» **SHORT EXERCISE**: Exactly reproduce each line of the listing that follows.

Start INFORMATION PROVIDED

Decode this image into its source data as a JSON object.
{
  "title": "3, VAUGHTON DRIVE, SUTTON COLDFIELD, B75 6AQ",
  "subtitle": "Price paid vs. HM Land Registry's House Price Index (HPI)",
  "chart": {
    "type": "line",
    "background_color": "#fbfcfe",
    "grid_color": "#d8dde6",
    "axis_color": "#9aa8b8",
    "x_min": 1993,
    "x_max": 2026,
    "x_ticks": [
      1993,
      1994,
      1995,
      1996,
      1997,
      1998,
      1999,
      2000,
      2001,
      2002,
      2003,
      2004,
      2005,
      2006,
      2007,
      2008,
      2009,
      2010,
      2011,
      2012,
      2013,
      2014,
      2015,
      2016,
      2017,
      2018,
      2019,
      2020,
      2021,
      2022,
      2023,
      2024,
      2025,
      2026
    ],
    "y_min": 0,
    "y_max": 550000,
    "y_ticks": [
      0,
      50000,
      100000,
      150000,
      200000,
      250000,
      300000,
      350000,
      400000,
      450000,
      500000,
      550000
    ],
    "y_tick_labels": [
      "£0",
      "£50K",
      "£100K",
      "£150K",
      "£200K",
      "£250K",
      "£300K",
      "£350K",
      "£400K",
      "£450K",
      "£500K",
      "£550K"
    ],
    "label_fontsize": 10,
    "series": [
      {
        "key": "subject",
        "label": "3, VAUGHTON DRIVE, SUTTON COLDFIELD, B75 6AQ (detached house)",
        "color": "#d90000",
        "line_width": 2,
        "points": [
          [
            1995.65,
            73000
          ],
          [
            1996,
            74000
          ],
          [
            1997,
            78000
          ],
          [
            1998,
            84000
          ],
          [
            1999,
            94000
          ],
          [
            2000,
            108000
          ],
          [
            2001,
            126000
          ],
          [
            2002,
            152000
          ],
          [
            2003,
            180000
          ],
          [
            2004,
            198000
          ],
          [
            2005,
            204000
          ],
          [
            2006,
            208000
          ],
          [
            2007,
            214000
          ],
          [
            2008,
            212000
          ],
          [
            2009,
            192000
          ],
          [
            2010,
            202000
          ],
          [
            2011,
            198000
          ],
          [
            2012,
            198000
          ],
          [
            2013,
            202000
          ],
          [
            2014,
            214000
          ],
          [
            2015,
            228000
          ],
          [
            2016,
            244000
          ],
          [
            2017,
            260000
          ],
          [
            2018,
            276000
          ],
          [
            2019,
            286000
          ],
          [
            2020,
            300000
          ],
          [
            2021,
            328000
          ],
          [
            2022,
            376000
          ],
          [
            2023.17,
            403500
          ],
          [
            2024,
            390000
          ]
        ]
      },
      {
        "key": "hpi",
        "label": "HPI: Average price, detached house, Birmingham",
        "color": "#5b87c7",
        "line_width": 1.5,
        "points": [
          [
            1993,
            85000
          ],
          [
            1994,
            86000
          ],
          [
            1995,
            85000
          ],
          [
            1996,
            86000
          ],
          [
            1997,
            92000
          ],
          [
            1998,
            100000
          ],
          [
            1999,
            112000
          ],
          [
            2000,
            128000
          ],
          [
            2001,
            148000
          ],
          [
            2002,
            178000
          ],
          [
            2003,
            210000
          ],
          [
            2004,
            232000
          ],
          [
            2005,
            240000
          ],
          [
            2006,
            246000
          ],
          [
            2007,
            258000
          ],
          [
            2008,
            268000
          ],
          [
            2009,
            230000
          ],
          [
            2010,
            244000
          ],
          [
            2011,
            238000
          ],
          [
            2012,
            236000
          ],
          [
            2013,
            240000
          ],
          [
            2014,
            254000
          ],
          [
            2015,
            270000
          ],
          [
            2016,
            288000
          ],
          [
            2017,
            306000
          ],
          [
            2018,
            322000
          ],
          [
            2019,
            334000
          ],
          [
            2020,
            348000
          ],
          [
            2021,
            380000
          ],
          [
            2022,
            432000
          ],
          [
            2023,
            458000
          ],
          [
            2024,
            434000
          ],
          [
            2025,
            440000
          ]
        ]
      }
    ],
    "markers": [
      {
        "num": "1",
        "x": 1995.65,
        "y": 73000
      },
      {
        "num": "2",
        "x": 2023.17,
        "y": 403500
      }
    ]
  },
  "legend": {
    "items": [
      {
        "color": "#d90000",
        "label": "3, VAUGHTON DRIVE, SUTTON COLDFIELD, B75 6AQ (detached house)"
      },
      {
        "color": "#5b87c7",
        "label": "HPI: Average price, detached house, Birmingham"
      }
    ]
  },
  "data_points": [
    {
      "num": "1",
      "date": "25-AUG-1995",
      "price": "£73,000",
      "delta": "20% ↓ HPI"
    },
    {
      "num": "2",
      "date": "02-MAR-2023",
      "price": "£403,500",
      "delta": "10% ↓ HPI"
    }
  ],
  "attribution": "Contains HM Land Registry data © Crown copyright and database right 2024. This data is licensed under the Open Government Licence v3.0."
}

End INFORMATION PROVIDED

» **COMPLETE RESPONSE**:
Decode this image into its source data as a JSON object.
{
  "title": "3, VAUGHTON DRIVE, SUTTON COLDFIELD, B75 6AQ",
  "subtitle": "Price paid vs. HM Land Registry's House Price Index (HPI)",
  "chart": {
    "type": "line",
    "background_color": "#fbfcfe",
    "grid_color": "#d8dde6",
    "axis_color": "#9aa8b8",
    "x_min": 1993,
    "x_max": 2026,
    "x_ticks": [
      1993,
      1994,
      1995,
      1996,
      1997,
      1998,
      1999,
      2000,
      2001,
      2002,
      2003,
      2004,
      2005,
      2006,
      2007,
      2008,
      2009,
      2010,
      2011,
      2012,
      2013,
      2014,
      2015,
      2016,
      2017,
      2018,
      2019,
      2020,
      2021,
      2022,
      2023,
      2024,
      2025,
      2026
    ],
    "y_min": 0,
    "y_max": 550000,
    "y_ticks": [
      0,
      50000,
      100000,
      150000,
      200000,
      250000,
      300000,
      350000,
      400000,
      450000,
      500000,
      550000
    ],
    "y_tick_labels": [
      "£0",
      "£50K",
      "£100K",
      "£150K",
      "£200K",
      "£250K",
      "£300K",
      "£350K",
      "£400K",
      "£450K",
      "£500K",
      "£550K"
    ],
    "label_fontsize": 10,
    "series": [
      {
        "key": "subject",
        "label": "3, VAUGHTON DRIVE, SUTTON COLDFIELD, B75 6AQ (detached house)",
        "color": "#d90000",
        "line_width": 2,
        "points": [
          [
            1995.65,
            73000
          ],
          [
            1996,
            74000
          ],
          [
            1997,
            78000
          ],
          [
            1998,
            84000
          ],
          [
            1999,
            94000
          ],
          [
            2000,
            108000
          ],
          [
            2001,
            126000
          ],
          [
            2002,
            152000
          ],
          [
            2003,
            180000
          ],
          [
            2004,
            198000
          ],
          [
            2005,
            204000
          ],
          [
            2006,
            208000
          ],
          [
            2007,
            214000
          ],
          [
            2008,
            212000
          ],
          [
            2009,
            192000
          ],
          [
            2010,
            202000
          ],
          [
            2011,
            198000
          ],
          [
            2012,
            198000
          ],
          [
            2013,
            202000
          ],
          [
            2014,
            214000
          ],
          [
            2015,
            228000
          ],
          [
            2016,
            244000
          ],
          [
            2017,
            260000
          ],
          [
            2018,
            276000
          ],
          [
            2019,
            286000
          ],
          [
            2020,
            300000
          ],
          [
            2021,
            328000
          ],
          [
            2022,
            376000
          ],
          [
            2023.17,
            403500
          ],
          [
            2024,
            390000
          ]
        ]
      },
      {
        "key": "hpi",
        "label": "HPI: Average price, detached house, Birmingham",
        "color": "#5b87c7",
        "line_width": 1.5,
        "points": [
          [
            1993,
            85000
          ],
          [
            1994,
            86000
          ],
          [
            1995,
            85000
          ],
          [
            1996,
            86000
          ],
          [
            1997,
            92000
          ],
          [
            1998,
            100000
          ],
          [
            1999,
            112000
          ],
          [
            2000,
            128000
          ],
          [
            2001,
            148000
          ],
          [
            2002,
            178000
          ],
          [
            2003,
            210000
          ],
          [
            2004,
            232000
          ],
          [
            2005,
            240000
          ],
          [
            2006,
            246000
          ],
          [
            2007,
            258000
          ],
          [
            2008,
            268000
          ],
          [
            2009,
            230000
          ],
          [
            2010,
            244000
          ],
          [
            2011,
            238000
          ],
          [
            2012,
            236000
          ],
          [
            2013,
            240000
          ],
          [
            2014,
            254000
          ],
          [
            2015,
            270000
          ],
          [
            2016,
            288000
          ],
          [
            2017,
            306000
          ],
          [
            2018,
            322000
          ],
          [
            2019,
            334000
          ],
          [
            2020,
            348000
          ],
          [
            2021,
            380000
          ],
          [
            2022,
            432000
          ],
          [
            2023,
            458000
          ],
          [
            2024,
            434000
          ],
          [
            2025,
            440000
          ]
        ]
      }
    ],
    "markers": [
      {
        "num": "1",
        "x": 1995.65,
        "y": 73000
      },
      {
        "num": "2",
        "x": 2023.17,
        "y": 403500
      }
    ]
  },
  "legend": {
    "items": [
      {
        "color": "#d90000",
        "label": "3, VAUGHTON DRIVE, SUTTON COLDFIELD, B75 6AQ (detached house)"
      },
      {
        "color": "#5b87c7",
        "label": "HPI: Average price, detached house, Birmingham"
      }
    ]
  },
  "data_points": [
    {
      "num": "1",
      "date": "25-AUG-1995",
      "price": "£73,000",
      "delta": "20% ↓ HPI"
    },
    {
      "num": "2",
      "date": "02-MAR-2023",
      "price": "£403,500",
      "delta": "10% ↓ HPI"
    }
  ],
  "attribution": "Contains HM Land Registry data © Crown copyright and database right 2024. This data is licensed under the Open Government Licence v3.0."
}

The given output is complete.